Problem to work on: Reproduce the data exactly.

Task input:

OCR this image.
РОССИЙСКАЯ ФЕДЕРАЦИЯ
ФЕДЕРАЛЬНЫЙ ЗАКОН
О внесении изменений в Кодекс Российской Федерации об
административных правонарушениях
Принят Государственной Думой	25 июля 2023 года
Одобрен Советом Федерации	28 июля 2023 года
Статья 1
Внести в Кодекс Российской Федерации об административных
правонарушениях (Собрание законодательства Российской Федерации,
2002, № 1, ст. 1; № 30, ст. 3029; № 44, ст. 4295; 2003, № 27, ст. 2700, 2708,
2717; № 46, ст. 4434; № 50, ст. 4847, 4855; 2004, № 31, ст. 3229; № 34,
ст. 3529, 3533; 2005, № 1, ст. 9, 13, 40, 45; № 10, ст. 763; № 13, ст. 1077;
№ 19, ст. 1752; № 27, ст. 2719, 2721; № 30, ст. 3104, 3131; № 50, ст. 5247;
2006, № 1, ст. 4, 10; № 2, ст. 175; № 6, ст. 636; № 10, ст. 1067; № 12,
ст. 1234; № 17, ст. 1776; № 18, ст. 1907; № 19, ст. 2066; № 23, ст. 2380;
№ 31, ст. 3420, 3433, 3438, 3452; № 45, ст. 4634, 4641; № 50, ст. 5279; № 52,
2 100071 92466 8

Response to the task:
OCR this image.
РОССИЙСКАЯ ФЕДЕРАЦИЯ
ФЕДЕРАЛЬНЫЙ ЗАКОН
О внесении изменений в Кодекс Российской Федерации об
административных правонарушениях
Принят Государственной Думой	25 июля 2023 года
Одобрен Советом Федерации	28 июля 2023 года
Статья 1
Внести в Кодекс Российской Федерации об административных
правонарушениях (Собрание законодательства Российской Федерации,
2002, № 1, ст. 1; № 30, ст. 3029; № 44, ст. 4295; 2003, № 27, ст. 2700, 2708,
2717; № 46, ст. 4434; № 50, ст. 4847, 4855; 2004, № 31, ст. 3229; № 34,
ст. 3529, 3533; 2005, № 1, ст. 9, 13, 40, 45; № 10, ст. 763; № 13, ст. 1077;
№ 19, ст. 1752; № 27, ст. 2719, 2721; № 30, ст. 3104, 3131; № 50, ст. 5247;
2006, № 1, ст. 4, 10; № 2, ст. 175; № 6, ст. 636; № 10, ст. 1067; № 12,
ст. 1234; № 17, ст. 1776; № 18, ст. 1907; № 19, ст. 2066; № 23, ст. 2380;
№ 31, ст. 3420, 3433, 3438, 3452; № 45, ст. 4634, 4641; № 50, ст. 5279; № 52,
2 100071 92466 8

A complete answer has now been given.